▶ _Information shown_
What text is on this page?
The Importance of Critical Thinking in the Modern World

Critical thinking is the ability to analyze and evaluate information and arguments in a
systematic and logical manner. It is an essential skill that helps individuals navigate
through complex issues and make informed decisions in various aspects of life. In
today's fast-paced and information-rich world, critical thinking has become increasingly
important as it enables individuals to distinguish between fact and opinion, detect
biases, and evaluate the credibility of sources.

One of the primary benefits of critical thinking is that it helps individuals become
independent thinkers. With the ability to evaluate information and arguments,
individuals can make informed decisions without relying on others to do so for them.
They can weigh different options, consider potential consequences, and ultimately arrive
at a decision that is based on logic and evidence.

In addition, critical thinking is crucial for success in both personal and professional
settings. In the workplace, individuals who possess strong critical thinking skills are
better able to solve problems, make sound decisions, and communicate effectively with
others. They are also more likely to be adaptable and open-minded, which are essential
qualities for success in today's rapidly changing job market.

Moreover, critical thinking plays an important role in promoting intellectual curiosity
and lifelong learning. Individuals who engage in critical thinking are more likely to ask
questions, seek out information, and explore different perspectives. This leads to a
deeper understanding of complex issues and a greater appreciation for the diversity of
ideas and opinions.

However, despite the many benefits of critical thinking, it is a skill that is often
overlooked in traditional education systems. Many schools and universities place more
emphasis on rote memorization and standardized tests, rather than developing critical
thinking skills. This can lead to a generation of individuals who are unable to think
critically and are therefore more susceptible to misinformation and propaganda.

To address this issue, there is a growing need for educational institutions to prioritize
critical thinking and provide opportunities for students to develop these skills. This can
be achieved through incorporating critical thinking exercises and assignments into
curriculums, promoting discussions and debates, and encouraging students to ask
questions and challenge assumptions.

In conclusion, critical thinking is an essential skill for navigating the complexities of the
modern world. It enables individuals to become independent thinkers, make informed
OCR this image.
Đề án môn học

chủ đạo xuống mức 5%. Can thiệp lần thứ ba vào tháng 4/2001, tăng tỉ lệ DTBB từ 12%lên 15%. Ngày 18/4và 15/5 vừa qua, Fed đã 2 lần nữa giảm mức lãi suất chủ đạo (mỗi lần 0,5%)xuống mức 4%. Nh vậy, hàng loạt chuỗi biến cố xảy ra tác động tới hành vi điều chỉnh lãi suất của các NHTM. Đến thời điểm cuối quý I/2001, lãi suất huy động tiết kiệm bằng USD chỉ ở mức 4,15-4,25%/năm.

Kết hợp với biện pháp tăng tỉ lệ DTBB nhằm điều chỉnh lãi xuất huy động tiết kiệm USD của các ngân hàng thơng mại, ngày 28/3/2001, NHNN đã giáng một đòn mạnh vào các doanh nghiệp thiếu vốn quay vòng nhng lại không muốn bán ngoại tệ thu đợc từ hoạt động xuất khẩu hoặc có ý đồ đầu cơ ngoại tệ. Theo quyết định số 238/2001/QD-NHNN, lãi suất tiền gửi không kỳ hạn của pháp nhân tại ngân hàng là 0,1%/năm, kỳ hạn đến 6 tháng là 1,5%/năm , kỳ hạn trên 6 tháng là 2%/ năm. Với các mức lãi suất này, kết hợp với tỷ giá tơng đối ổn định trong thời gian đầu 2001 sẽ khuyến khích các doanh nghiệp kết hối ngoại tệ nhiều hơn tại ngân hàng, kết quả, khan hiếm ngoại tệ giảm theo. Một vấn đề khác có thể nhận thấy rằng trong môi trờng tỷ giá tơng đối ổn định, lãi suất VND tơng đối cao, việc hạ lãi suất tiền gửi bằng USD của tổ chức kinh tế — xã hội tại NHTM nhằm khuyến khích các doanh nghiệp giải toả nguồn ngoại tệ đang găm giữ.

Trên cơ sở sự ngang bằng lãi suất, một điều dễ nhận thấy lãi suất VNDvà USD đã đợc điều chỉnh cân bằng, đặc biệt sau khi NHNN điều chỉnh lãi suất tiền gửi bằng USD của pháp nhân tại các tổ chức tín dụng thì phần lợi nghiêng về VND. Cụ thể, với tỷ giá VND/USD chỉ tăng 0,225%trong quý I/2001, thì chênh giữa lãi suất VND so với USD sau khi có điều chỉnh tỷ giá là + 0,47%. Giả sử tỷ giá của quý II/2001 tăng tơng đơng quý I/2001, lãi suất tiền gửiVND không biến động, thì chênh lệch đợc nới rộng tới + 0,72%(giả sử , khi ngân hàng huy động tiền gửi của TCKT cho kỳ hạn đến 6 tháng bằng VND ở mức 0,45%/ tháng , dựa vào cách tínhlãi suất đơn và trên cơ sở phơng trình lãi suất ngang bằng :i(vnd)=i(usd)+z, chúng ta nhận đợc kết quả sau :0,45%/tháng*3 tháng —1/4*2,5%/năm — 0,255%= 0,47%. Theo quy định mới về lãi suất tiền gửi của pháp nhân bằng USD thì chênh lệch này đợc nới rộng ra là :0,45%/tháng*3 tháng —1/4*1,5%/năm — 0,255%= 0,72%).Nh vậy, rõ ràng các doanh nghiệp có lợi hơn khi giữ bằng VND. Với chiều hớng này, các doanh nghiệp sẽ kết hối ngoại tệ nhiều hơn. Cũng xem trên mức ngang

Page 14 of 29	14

▶ _Brief_
Repeat the data exactly. Leave nothing out.

▶ _Worked answer_
What text is on this page?
The Importance of Critical Thinking in the Modern World

Critical thinking is the ability to analyze and evaluate information and arguments in a
systematic and logical manner. It is an essential skill that helps individuals navigate
through complex issues and make informed decisions in various aspects of life. In
today's fast-paced and information-rich world, critical thinking has become increasingly
important as it enables individuals to distinguish between fact and opinion, detect
biases, and evaluate the credibility of sources.

One of the primary benefits of critical thinking is that it helps individuals become
independent thinkers. With the ability to evaluate information and arguments,
individuals can make informed decisions without relying on others to do so for them.
They can weigh different options, consider potential consequences, and ultimately arrive
at a decision that is based on logic and evidence.

In addition, critical thinking is crucial for success in both personal and professional
settings. In the workplace, individuals who possess strong critical thinking skills are
better able to solve problems, make sound decisions, and communicate effectively with
others. They are also more likely to be adaptable and open-minded, which are essential
qualities for success in today's rapidly changing job market.

Moreover, critical thinking plays an important role in promoting intellectual curiosity
and lifelong learning. Individuals who engage in critical thinking are more likely to ask
questions, seek out information, and explore different perspectives. This leads to a
deeper understanding of complex issues and a greater appreciation for the diversity of
ideas and opinions.

However, despite the many benefits of critical thinking, it is a skill that is often
overlooked in traditional education systems. Many schools and universities place more
emphasis on rote memorization and standardized tests, rather than developing critical
thinking skills. This can lead to a generation of individuals who are unable to think
critically and are therefore more susceptible to misinformation and propaganda.

To address this issue, there is a growing need for educational institutions to prioritize
critical thinking and provide opportunities for students to develop these skills. This can
be achieved through incorporating critical thinking exercises and assignments into
curriculums, promoting discussions and debates, and encouraging students to ask
questions and challenge assumptions.

In conclusion, critical thinking is an essential skill for navigating the complexities of the
modern world. It enables individuals to become independent thinkers, make informed
OCR this image.
Đề án môn học

chủ đạo xuống mức 5%. Can thiệp lần thứ ba vào tháng 4/2001, tăng tỉ lệ DTBB từ 12%lên 15%. Ngày 18/4và 15/5 vừa qua, Fed đã 2 lần nữa giảm mức lãi suất chủ đạo (mỗi lần 0,5%)xuống mức 4%. Nh vậy, hàng loạt chuỗi biến cố xảy ra tác động tới hành vi điều chỉnh lãi suất của các NHTM. Đến thời điểm cuối quý I/2001, lãi suất huy động tiết kiệm bằng USD chỉ ở mức 4,15-4,25%/năm.

Kết hợp với biện pháp tăng tỉ lệ DTBB nhằm điều chỉnh lãi xuất huy động tiết kiệm USD của các ngân hàng thơng mại, ngày 28/3/2001, NHNN đã giáng một đòn mạnh vào các doanh nghiệp thiếu vốn quay vòng nhng lại không muốn bán ngoại tệ thu đợc từ hoạt động xuất khẩu hoặc có ý đồ đầu cơ ngoại tệ. Theo quyết định số 238/2001/QD-NHNN, lãi suất tiền gửi không kỳ hạn của pháp nhân tại ngân hàng là 0,1%/năm, kỳ hạn đến 6 tháng là 1,5%/năm , kỳ hạn trên 6 tháng là 2%/ năm. Với các mức lãi suất này, kết hợp với tỷ giá tơng đối ổn định trong thời gian đầu 2001 sẽ khuyến khích các doanh nghiệp kết hối ngoại tệ nhiều hơn tại ngân hàng, kết quả, khan hiếm ngoại tệ giảm theo. Một vấn đề khác có thể nhận thấy rằng trong môi trờng tỷ giá tơng đối ổn định, lãi suất VND tơng đối cao, việc hạ lãi suất tiền gửi bằng USD của tổ chức kinh tế — xã hội tại NHTM nhằm khuyến khích các doanh nghiệp giải toả nguồn ngoại tệ đang găm giữ.

Trên cơ sở sự ngang bằng lãi suất, một điều dễ nhận thấy lãi suất VNDvà USD đã đợc điều chỉnh cân bằng, đặc biệt sau khi NHNN điều chỉnh lãi suất tiền gửi bằng USD của pháp nhân tại các tổ chức tín dụng thì phần lợi nghiêng về VND. Cụ thể, với tỷ giá VND/USD chỉ tăng 0,225%trong quý I/2001, thì chênh giữa lãi suất VND so với USD sau khi có điều chỉnh tỷ giá là + 0,47%. Giả sử tỷ giá của quý II/2001 tăng tơng đơng quý I/2001, lãi suất tiền gửiVND không biến động, thì chênh lệch đợc nới rộng tới + 0,72%(giả sử , khi ngân hàng huy động tiền gửi của TCKT cho kỳ hạn đến 6 tháng bằng VND ở mức 0,45%/ tháng , dựa vào cách tínhlãi suất đơn và trên cơ sở phơng trình lãi suất ngang bằng :i(vnd)=i(usd)+z, chúng ta nhận đợc kết quả sau :0,45%/tháng*3 tháng —1/4*2,5%/năm — 0,255%= 0,47%. Theo quy định mới về lãi suất tiền gửi của pháp nhân bằng USD thì chênh lệch này đợc nới rộng ra là :0,45%/tháng*3 tháng —1/4*1,5%/năm — 0,255%= 0,72%).Nh vậy, rõ ràng các doanh nghiệp có lợi hơn khi giữ bằng VND. Với chiều hớng này, các doanh nghiệp sẽ kết hối ngoại tệ nhiều hơn. Cũng xem trên mức ngang

Page 14 of 29	14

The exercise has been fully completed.